### GOAL:
Reproduce the material word for word from its first line through the line that contains "data-fim-label: Data fim:: [366, 15, 419, 30]", with that line included.

— start —

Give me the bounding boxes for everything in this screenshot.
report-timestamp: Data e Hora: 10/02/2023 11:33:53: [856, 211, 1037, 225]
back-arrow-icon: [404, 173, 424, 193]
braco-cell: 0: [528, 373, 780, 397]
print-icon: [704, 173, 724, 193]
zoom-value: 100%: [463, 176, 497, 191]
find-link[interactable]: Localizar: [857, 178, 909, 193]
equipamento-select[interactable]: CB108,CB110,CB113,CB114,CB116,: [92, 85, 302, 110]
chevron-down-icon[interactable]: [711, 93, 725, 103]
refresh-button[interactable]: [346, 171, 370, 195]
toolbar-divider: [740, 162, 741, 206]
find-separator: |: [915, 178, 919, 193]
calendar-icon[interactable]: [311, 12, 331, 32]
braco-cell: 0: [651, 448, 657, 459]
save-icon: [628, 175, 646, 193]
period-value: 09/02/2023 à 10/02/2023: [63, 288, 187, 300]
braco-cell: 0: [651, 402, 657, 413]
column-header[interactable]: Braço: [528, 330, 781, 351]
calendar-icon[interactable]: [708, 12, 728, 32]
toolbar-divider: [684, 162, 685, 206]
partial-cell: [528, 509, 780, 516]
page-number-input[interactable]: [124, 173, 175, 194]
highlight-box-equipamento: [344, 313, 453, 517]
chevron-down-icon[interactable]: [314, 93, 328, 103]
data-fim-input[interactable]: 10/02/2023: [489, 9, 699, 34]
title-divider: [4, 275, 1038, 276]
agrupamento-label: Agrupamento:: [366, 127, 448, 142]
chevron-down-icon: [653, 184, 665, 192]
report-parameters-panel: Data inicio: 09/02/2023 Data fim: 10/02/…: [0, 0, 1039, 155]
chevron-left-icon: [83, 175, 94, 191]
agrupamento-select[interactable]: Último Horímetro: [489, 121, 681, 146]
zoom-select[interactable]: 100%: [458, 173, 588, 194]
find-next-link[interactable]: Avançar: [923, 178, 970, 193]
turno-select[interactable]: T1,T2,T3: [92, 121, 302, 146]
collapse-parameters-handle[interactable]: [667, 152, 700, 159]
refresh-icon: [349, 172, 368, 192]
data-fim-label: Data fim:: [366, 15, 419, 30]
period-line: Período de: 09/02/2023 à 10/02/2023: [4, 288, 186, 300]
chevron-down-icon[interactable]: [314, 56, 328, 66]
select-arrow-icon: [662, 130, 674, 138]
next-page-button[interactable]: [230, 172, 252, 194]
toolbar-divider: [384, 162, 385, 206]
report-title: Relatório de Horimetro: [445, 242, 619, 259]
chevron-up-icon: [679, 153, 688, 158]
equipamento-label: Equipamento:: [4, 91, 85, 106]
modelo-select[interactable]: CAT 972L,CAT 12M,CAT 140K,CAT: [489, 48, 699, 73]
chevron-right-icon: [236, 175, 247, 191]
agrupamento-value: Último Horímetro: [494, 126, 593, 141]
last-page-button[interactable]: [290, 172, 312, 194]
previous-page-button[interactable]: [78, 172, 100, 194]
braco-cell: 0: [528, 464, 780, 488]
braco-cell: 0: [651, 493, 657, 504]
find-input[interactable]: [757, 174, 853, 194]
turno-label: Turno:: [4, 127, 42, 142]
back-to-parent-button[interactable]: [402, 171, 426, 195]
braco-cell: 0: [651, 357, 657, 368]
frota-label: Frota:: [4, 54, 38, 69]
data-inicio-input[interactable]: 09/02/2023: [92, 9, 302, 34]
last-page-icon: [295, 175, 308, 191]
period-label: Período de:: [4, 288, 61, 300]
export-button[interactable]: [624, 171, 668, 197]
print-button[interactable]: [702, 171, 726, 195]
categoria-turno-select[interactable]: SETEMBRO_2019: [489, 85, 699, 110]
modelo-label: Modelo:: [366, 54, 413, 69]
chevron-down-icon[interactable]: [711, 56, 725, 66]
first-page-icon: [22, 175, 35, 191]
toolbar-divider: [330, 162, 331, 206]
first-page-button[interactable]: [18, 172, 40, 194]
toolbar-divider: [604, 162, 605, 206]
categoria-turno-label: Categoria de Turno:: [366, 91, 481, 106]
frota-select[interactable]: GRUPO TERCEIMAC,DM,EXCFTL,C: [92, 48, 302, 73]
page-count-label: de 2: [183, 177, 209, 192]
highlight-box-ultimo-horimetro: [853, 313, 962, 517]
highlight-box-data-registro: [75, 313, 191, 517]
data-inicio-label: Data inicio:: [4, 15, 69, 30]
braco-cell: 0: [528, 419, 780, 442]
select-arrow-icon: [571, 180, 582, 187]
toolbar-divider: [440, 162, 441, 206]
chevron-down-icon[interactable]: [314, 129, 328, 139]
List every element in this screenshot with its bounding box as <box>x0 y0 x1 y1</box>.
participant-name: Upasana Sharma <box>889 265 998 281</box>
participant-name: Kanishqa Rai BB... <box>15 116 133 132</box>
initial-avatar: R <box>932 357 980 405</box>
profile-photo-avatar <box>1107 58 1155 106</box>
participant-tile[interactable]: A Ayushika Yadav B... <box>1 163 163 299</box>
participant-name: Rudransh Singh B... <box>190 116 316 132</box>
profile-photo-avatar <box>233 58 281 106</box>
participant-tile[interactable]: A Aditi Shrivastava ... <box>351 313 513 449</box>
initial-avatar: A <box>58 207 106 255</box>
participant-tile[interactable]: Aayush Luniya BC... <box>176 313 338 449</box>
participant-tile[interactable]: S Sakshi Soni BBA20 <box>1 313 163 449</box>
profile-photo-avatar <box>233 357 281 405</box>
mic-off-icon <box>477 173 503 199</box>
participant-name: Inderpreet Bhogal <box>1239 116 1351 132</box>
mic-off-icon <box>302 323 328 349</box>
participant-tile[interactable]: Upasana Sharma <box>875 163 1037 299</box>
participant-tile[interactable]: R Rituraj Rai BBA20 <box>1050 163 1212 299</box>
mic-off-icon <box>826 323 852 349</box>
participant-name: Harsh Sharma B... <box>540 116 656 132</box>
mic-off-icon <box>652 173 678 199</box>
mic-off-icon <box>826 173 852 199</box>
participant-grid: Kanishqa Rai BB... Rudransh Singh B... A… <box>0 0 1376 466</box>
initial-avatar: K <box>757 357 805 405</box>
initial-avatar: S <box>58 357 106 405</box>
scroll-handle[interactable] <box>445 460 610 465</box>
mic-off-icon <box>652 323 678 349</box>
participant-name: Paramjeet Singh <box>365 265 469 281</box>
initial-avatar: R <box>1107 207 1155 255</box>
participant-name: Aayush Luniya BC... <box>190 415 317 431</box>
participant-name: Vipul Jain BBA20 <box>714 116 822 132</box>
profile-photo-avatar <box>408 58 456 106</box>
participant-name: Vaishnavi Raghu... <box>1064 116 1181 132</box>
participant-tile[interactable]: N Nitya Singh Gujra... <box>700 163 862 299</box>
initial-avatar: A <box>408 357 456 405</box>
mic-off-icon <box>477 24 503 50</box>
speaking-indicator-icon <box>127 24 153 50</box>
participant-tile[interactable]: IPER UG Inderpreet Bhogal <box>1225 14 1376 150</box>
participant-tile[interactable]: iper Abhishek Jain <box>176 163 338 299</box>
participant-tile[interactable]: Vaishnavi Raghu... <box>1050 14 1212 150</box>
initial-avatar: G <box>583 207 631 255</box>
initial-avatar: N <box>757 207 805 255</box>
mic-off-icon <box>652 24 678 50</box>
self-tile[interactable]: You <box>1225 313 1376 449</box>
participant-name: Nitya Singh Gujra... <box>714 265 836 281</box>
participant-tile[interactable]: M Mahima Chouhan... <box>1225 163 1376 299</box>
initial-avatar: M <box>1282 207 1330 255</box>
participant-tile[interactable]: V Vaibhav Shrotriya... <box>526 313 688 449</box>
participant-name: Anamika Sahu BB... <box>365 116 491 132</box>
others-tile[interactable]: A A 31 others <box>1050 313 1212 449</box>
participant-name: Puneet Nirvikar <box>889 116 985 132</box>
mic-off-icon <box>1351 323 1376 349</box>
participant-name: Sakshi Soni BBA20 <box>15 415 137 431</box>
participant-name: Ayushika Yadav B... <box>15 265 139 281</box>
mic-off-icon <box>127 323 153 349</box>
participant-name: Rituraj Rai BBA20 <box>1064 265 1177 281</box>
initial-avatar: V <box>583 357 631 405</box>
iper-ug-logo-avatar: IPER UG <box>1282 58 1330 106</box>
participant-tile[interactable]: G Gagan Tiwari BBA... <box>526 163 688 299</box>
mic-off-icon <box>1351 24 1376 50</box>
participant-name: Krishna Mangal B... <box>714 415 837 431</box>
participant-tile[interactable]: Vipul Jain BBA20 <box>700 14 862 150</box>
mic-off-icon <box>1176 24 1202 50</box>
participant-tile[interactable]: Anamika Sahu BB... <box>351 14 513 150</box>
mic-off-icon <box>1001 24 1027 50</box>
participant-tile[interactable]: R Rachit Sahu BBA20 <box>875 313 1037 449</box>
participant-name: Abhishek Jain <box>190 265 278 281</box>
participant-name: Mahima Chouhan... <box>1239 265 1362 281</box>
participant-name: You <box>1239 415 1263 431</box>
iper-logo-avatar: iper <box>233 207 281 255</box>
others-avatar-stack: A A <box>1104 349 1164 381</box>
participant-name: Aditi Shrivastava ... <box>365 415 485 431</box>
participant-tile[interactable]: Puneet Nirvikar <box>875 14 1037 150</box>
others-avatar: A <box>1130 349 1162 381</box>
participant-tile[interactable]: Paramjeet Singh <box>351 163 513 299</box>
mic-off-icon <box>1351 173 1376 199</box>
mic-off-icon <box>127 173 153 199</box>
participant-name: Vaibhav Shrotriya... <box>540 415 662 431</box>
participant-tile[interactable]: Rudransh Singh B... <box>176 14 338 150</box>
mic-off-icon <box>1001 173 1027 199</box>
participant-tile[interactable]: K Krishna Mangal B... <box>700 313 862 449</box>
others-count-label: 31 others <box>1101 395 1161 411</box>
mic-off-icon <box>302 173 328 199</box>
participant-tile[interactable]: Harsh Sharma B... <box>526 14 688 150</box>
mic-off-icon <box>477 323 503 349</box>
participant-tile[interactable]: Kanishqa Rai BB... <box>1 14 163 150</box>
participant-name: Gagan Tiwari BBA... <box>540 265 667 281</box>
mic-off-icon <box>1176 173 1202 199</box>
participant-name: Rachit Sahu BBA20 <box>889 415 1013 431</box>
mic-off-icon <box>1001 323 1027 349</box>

— end —

### EXPECTED ANSWER:
Give me the bounding boxes for everything in this screenshot.
report-timestamp: Data e Hora: 10/02/2023 11:33:53: [856, 211, 1037, 225]
back-arrow-icon: [404, 173, 424, 193]
braco-cell: 0: [528, 373, 780, 397]
print-icon: [704, 173, 724, 193]
zoom-value: 100%: [463, 176, 497, 191]
find-link[interactable]: Localizar: [857, 178, 909, 193]
equipamento-select[interactable]: CB108,CB110,CB113,CB114,CB116,: [92, 85, 302, 110]
chevron-down-icon[interactable]: [711, 93, 725, 103]
refresh-button[interactable]: [346, 171, 370, 195]
toolbar-divider: [740, 162, 741, 206]
find-separator: |: [915, 178, 919, 193]
calendar-icon[interactable]: [311, 12, 331, 32]
braco-cell: 0: [651, 448, 657, 459]
save-icon: [628, 175, 646, 193]
period-value: 09/02/2023 à 10/02/2023: [63, 288, 187, 300]
braco-cell: 0: [651, 402, 657, 413]
column-header[interactable]: Braço: [528, 330, 781, 351]
calendar-icon[interactable]: [708, 12, 728, 32]
toolbar-divider: [684, 162, 685, 206]
partial-cell: [528, 509, 780, 516]
page-number-input[interactable]: [124, 173, 175, 194]
highlight-box-equipamento: [344, 313, 453, 517]
chevron-down-icon[interactable]: [314, 93, 328, 103]
data-fim-input[interactable]: 10/02/2023: [489, 9, 699, 34]
title-divider: [4, 275, 1038, 276]
agrupamento-label: Agrupamento:: [366, 127, 448, 142]
chevron-down-icon: [653, 184, 665, 192]
report-parameters-panel: Data inicio: 09/02/2023 Data fim: 10/02/…: [0, 0, 1039, 155]
chevron-left-icon: [83, 175, 94, 191]
agrupamento-select[interactable]: Último Horímetro: [489, 121, 681, 146]
zoom-select[interactable]: 100%: [458, 173, 588, 194]
find-next-link[interactable]: Avançar: [923, 178, 970, 193]
turno-select[interactable]: T1,T2,T3: [92, 121, 302, 146]
collapse-parameters-handle[interactable]: [667, 152, 700, 159]
refresh-icon: [349, 172, 368, 192]
data-fim-label: Data fim:: [366, 15, 419, 30]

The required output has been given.